◆ What you have to do ◆
Copy every line of the data below character for character, keeping the lines in their original order.

◆ Dataset rows ◆

──────────────────────────────

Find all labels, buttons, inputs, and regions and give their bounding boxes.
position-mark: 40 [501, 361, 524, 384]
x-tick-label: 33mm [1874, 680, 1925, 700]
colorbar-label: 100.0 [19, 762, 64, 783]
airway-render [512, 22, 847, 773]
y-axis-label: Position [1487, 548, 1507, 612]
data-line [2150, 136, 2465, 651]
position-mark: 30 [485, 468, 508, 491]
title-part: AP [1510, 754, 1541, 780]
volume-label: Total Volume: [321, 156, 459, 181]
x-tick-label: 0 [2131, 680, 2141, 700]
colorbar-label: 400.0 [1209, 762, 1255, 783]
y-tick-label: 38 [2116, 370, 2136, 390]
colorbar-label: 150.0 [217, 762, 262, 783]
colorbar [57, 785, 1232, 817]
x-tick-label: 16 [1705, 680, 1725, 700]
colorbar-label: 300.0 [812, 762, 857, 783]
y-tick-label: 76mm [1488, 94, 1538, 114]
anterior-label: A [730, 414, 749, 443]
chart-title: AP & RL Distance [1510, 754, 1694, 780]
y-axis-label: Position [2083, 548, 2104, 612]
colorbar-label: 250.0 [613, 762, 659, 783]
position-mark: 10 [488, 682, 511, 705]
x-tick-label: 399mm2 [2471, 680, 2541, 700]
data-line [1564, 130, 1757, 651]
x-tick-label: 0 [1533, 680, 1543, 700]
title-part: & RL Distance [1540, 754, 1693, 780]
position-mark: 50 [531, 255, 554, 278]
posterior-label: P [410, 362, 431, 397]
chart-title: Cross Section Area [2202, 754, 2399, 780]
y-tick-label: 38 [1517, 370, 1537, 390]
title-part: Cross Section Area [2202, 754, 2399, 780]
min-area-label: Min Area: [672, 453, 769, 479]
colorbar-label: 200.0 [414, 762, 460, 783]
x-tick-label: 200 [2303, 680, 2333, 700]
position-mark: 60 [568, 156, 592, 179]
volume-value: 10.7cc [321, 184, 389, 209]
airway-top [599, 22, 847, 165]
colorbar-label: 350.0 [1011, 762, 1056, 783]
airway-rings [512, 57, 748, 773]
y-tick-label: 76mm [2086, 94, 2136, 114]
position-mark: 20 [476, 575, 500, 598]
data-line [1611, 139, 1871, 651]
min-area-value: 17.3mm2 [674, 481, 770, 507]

──────────────────────────────

◆ Solution to the exercise ◆
Find all labels, buttons, inputs, and regions and give their bounding boxes.
position-mark: 40 [501, 361, 524, 384]
x-tick-label: 33mm [1874, 680, 1925, 700]
colorbar-label: 100.0 [19, 762, 64, 783]
airway-render [512, 22, 847, 773]
y-axis-label: Position [1487, 548, 1507, 612]
data-line [2150, 136, 2465, 651]
position-mark: 30 [485, 468, 508, 491]
title-part: AP [1510, 754, 1541, 780]
volume-label: Total Volume: [321, 156, 459, 181]
x-tick-label: 0 [2131, 680, 2141, 700]
colorbar-label: 400.0 [1209, 762, 1255, 783]
y-tick-label: 38 [2116, 370, 2136, 390]
colorbar-label: 150.0 [217, 762, 262, 783]
colorbar [57, 785, 1232, 817]
x-tick-label: 16 [1705, 680, 1725, 700]
colorbar-label: 300.0 [812, 762, 857, 783]
y-tick-label: 76mm [1488, 94, 1538, 114]
anterior-label: A [730, 414, 749, 443]
chart-title: AP & RL Distance [1510, 754, 1694, 780]
y-axis-label: Position [2083, 548, 2104, 612]
colorbar-label: 250.0 [613, 762, 659, 783]
position-mark: 10 [488, 682, 511, 705]
x-tick-label: 399mm2 [2471, 680, 2541, 700]
data-line [1564, 130, 1757, 651]
x-tick-label: 0 [1533, 680, 1543, 700]
title-part: & RL Distance [1540, 754, 1693, 780]
position-mark: 50 [531, 255, 554, 278]
posterior-label: P [410, 362, 431, 397]
chart-title: Cross Section Area [2202, 754, 2399, 780]
y-tick-label: 38 [1517, 370, 1537, 390]
title-part: Cross Section Area [2202, 754, 2399, 780]
min-area-label: Min Area: [672, 453, 769, 479]
colorbar-label: 200.0 [414, 762, 460, 783]
x-tick-label: 200 [2303, 680, 2333, 700]
position-mark: 60 [568, 156, 592, 179]
volume-value: 10.7cc [321, 184, 389, 209]
airway-top [599, 22, 847, 165]
colorbar-label: 350.0 [1011, 762, 1056, 783]
airway-rings [512, 57, 748, 773]
y-tick-label: 76mm [2086, 94, 2136, 114]
position-mark: 20 [476, 575, 500, 598]
data-line [1611, 139, 1871, 651]
min-area-value: 17.3mm2 [674, 481, 770, 507]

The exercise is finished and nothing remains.